**SUPPLIED DATA**:
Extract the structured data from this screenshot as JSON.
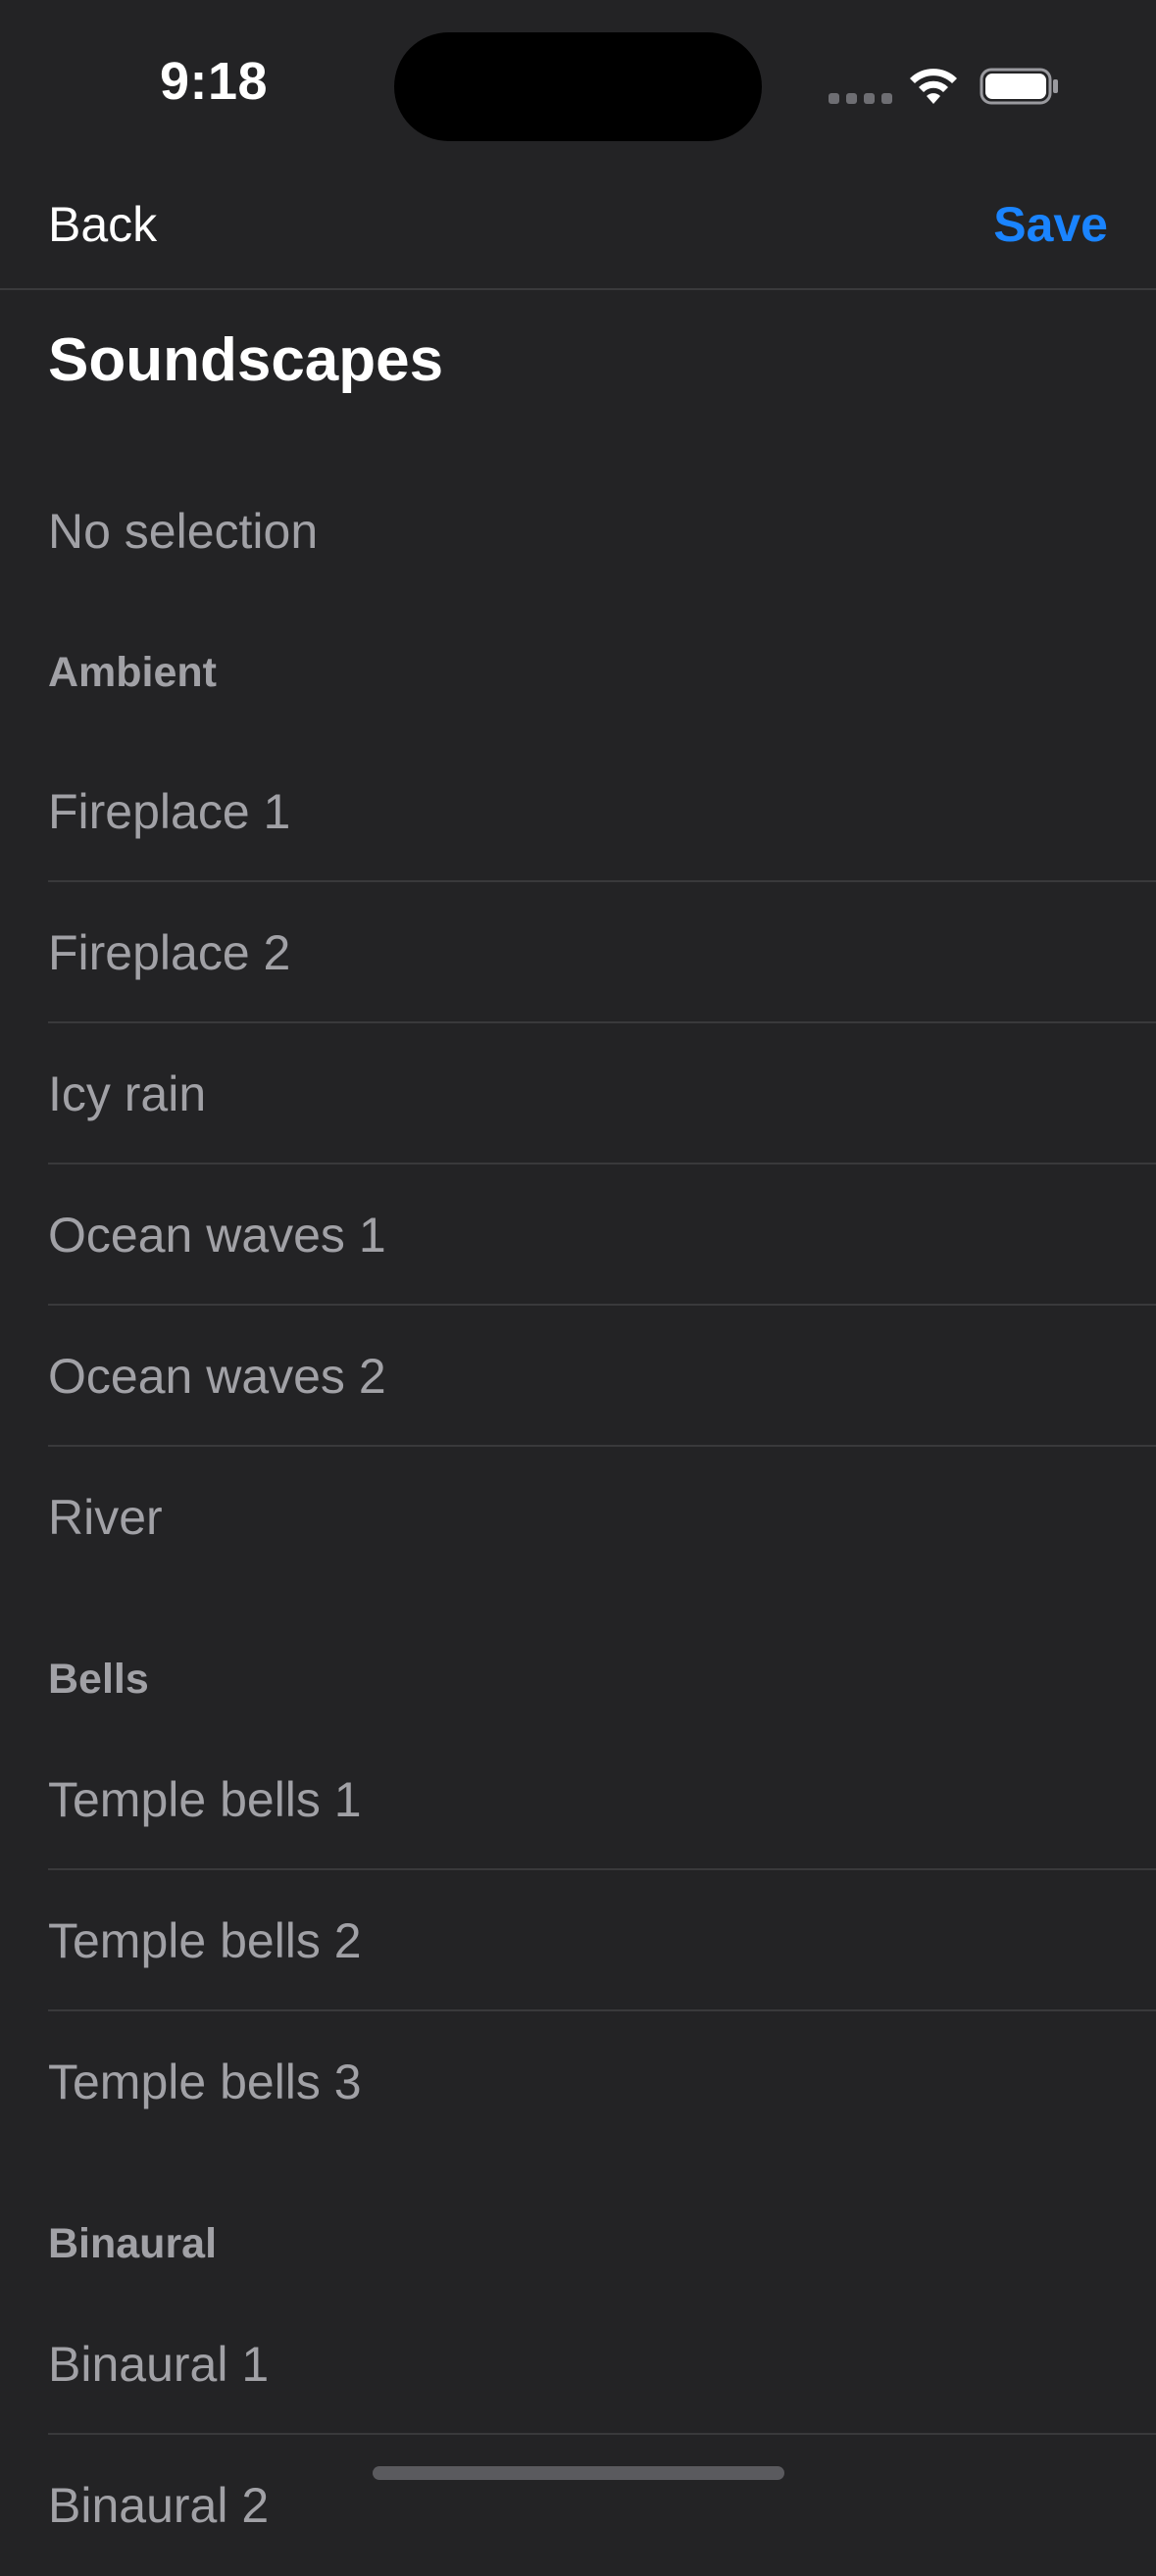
{
  "status_bar": {
    "time": "9:18"
  },
  "nav": {
    "back_label": "Back",
    "save_label": "Save",
    "accent_color": "#1a84ff"
  },
  "page": {
    "title": "Soundscapes"
  },
  "no_selection": {
    "label": "No selection"
  },
  "sections": [
    {
      "header": "Ambient",
      "items": [
        "Fireplace 1",
        "Fireplace 2",
        "Icy rain",
        "Ocean waves 1",
        "Ocean waves 2",
        "River"
      ]
    },
    {
      "header": "Bells",
      "items": [
        "Temple bells 1",
        "Temple bells 2",
        "Temple bells 3"
      ]
    },
    {
      "header": "Binaural",
      "items": [
        "Binaural 1",
        "Binaural 2"
      ]
    }
  ],
  "icons": {
    "signal": "cellular-signal-icon",
    "wifi": "wifi-icon",
    "battery": "battery-icon"
  }
}
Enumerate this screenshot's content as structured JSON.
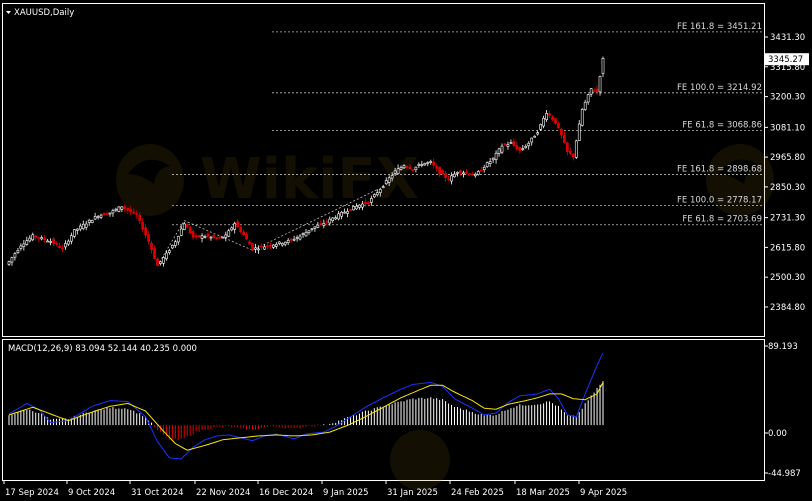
{
  "window": {
    "title": "XAUUSD,Daily",
    "symbol": "XAUUSD",
    "timeframe": "Daily"
  },
  "watermark": "WikiFX",
  "colors": {
    "background": "#000000",
    "grid": "#ffffff",
    "bull_candle": "#ffffff",
    "bear_candle": "#e00000",
    "fib_line": "#bfbfbf",
    "macd_line": "#1a33ff",
    "signal_line": "#f5e60a",
    "histogram_pos": "#ffffff",
    "histogram_neg": "#e00000",
    "trendline": "#bfbfbf"
  },
  "price_axis": {
    "ticks": [
      "3431.30",
      "3315.80",
      "3200.30",
      "3081.10",
      "2965.80",
      "2850.30",
      "2731.30",
      "2615.80",
      "2500.30",
      "2384.80"
    ],
    "current_price": "3345.27"
  },
  "time_axis": {
    "ticks": [
      "17 Sep 2024",
      "9 Oct 2024",
      "31 Oct 2024",
      "22 Nov 2024",
      "16 Dec 2024",
      "9 Jan 2025",
      "31 Jan 2025",
      "24 Feb 2025",
      "18 Mar 2025",
      "9 Apr 2025"
    ]
  },
  "fib_levels": [
    {
      "label": "FE 161.8 = 3451.21",
      "price": 3451.21
    },
    {
      "label": "FE 100.0 = 3214.92",
      "price": 3214.92
    },
    {
      "label": "FE 61.8 = 3068.86",
      "price": 3068.86
    },
    {
      "label": "FE 161.8 = 2898.68",
      "price": 2898.68
    },
    {
      "label": "FE 100.0 = 2778.17",
      "price": 2778.17
    },
    {
      "label": "FE 61.8 = 2703.69",
      "price": 2703.69
    }
  ],
  "macd_panel": {
    "label": "MACD(12,26,9) 83.094 52.144 40.235 0.000",
    "ticks": [
      "89.193",
      "0.00",
      "-44.987"
    ]
  },
  "chart_data": [
    {
      "type": "candlestick",
      "title": "XAUUSD,Daily",
      "ylim": [
        2384.8,
        3480
      ],
      "close_waypoints": [
        [
          0,
          2560
        ],
        [
          4,
          2625
        ],
        [
          8,
          2660
        ],
        [
          11,
          2650
        ],
        [
          14,
          2640
        ],
        [
          18,
          2610
        ],
        [
          22,
          2680
        ],
        [
          26,
          2710
        ],
        [
          30,
          2740
        ],
        [
          34,
          2750
        ],
        [
          38,
          2775
        ],
        [
          40,
          2760
        ],
        [
          43,
          2740
        ],
        [
          47,
          2640
        ],
        [
          50,
          2545
        ],
        [
          53,
          2590
        ],
        [
          56,
          2640
        ],
        [
          59,
          2710
        ],
        [
          62,
          2655
        ],
        [
          66,
          2660
        ],
        [
          70,
          2650
        ],
        [
          73,
          2660
        ],
        [
          76,
          2710
        ],
        [
          79,
          2665
        ],
        [
          82,
          2610
        ],
        [
          86,
          2620
        ],
        [
          90,
          2630
        ],
        [
          94,
          2640
        ],
        [
          98,
          2660
        ],
        [
          102,
          2690
        ],
        [
          106,
          2710
        ],
        [
          110,
          2735
        ],
        [
          114,
          2760
        ],
        [
          118,
          2780
        ],
        [
          121,
          2790
        ],
        [
          124,
          2830
        ],
        [
          127,
          2870
        ],
        [
          130,
          2910
        ],
        [
          133,
          2935
        ],
        [
          136,
          2920
        ],
        [
          139,
          2940
        ],
        [
          142,
          2945
        ],
        [
          145,
          2905
        ],
        [
          148,
          2880
        ],
        [
          151,
          2910
        ],
        [
          154,
          2905
        ],
        [
          157,
          2895
        ],
        [
          160,
          2930
        ],
        [
          163,
          2960
        ],
        [
          166,
          3010
        ],
        [
          169,
          3020
        ],
        [
          172,
          2990
        ],
        [
          175,
          3020
        ],
        [
          178,
          3065
        ],
        [
          181,
          3140
        ],
        [
          184,
          3100
        ],
        [
          186,
          3050
        ],
        [
          188,
          2985
        ],
        [
          190,
          2970
        ],
        [
          193,
          3150
        ],
        [
          196,
          3230
        ],
        [
          198,
          3220
        ],
        [
          200,
          3345.27
        ]
      ],
      "last_close": 3345.27
    },
    {
      "type": "line",
      "title": "MACD(12,26,9) 83.094 52.144 40.235 0.000",
      "ylim": [
        -44.987,
        89.193
      ],
      "series": [
        {
          "name": "MACD",
          "points": [
            [
              0,
              19
            ],
            [
              6,
              30
            ],
            [
              10,
              24
            ],
            [
              14,
              10
            ],
            [
              20,
              12
            ],
            [
              28,
              27
            ],
            [
              34,
              33
            ],
            [
              40,
              32
            ],
            [
              46,
              16
            ],
            [
              50,
              -10
            ],
            [
              54,
              -27
            ],
            [
              58,
              -28
            ],
            [
              62,
              -16
            ],
            [
              66,
              -8
            ],
            [
              70,
              -4
            ],
            [
              74,
              -3
            ],
            [
              78,
              -6
            ],
            [
              82,
              -9
            ],
            [
              86,
              -4
            ],
            [
              90,
              -2
            ],
            [
              96,
              -7
            ],
            [
              100,
              -2
            ],
            [
              106,
              0
            ],
            [
              110,
              6
            ],
            [
              116,
              18
            ],
            [
              120,
              26
            ],
            [
              126,
              36
            ],
            [
              132,
              45
            ],
            [
              136,
              50
            ],
            [
              142,
              52
            ],
            [
              146,
              48
            ],
            [
              150,
              35
            ],
            [
              156,
              25
            ],
            [
              160,
              18
            ],
            [
              164,
              20
            ],
            [
              168,
              31
            ],
            [
              172,
              38
            ],
            [
              178,
              40
            ],
            [
              182,
              45
            ],
            [
              185,
              35
            ],
            [
              188,
              18
            ],
            [
              191,
              16
            ],
            [
              194,
              40
            ],
            [
              198,
              70
            ],
            [
              200,
              83.094
            ]
          ]
        },
        {
          "name": "Signal",
          "points": [
            [
              0,
              18
            ],
            [
              8,
              26
            ],
            [
              14,
              19
            ],
            [
              20,
              12
            ],
            [
              28,
              21
            ],
            [
              34,
              27
            ],
            [
              40,
              30
            ],
            [
              46,
              22
            ],
            [
              52,
              1
            ],
            [
              56,
              -12
            ],
            [
              60,
              -19
            ],
            [
              66,
              -14
            ],
            [
              72,
              -8
            ],
            [
              78,
              -6
            ],
            [
              84,
              -4
            ],
            [
              90,
              -3
            ],
            [
              96,
              -4
            ],
            [
              102,
              -3
            ],
            [
              108,
              0
            ],
            [
              114,
              7
            ],
            [
              120,
              16
            ],
            [
              126,
              26
            ],
            [
              132,
              36
            ],
            [
              138,
              44
            ],
            [
              142,
              49
            ],
            [
              146,
              49
            ],
            [
              150,
              42
            ],
            [
              156,
              33
            ],
            [
              160,
              25
            ],
            [
              164,
              24
            ],
            [
              168,
              29
            ],
            [
              174,
              33
            ],
            [
              178,
              36
            ],
            [
              182,
              40
            ],
            [
              186,
              40
            ],
            [
              190,
              35
            ],
            [
              194,
              34
            ],
            [
              198,
              40
            ],
            [
              200,
              52.144
            ]
          ]
        }
      ],
      "histogram_last": 40.235
    }
  ]
}
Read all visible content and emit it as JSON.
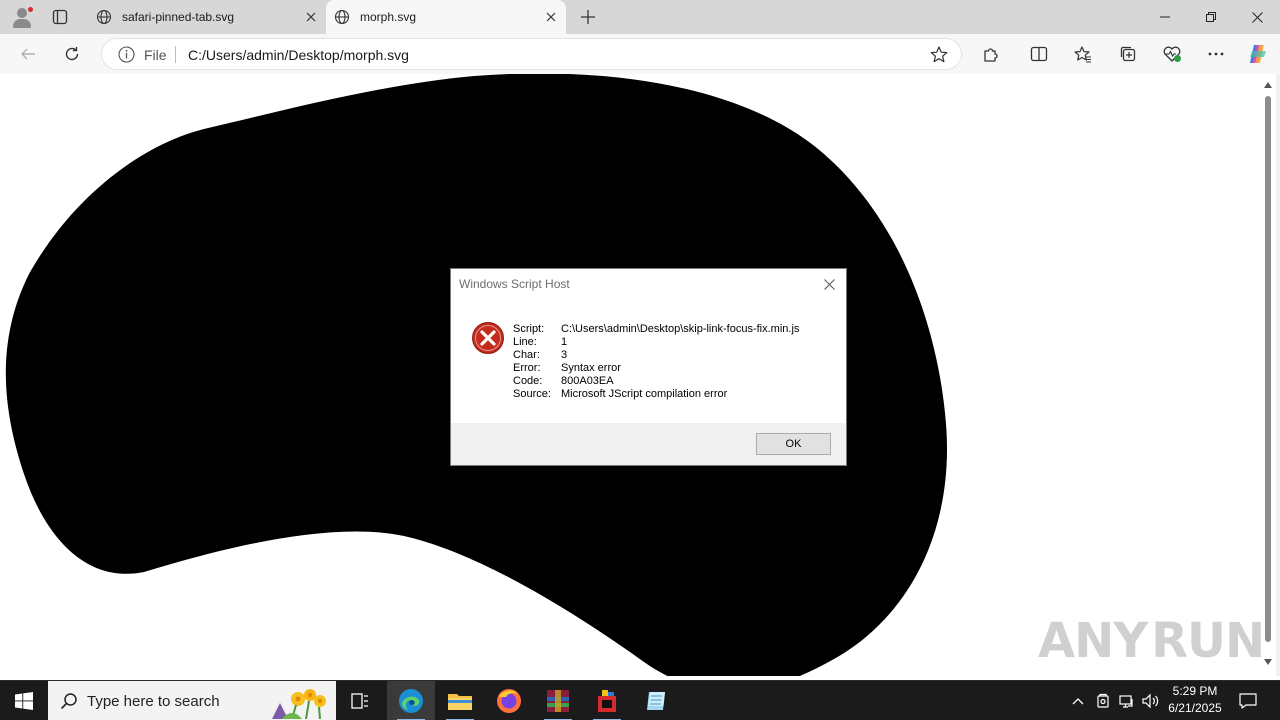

**YOUR TASK**:
Scan the records for the string "Binaural". Copy each line in which it appears.

**RESULT**:
      "header": "Binaural",
        "Binaural 1",
        "Binaural 2"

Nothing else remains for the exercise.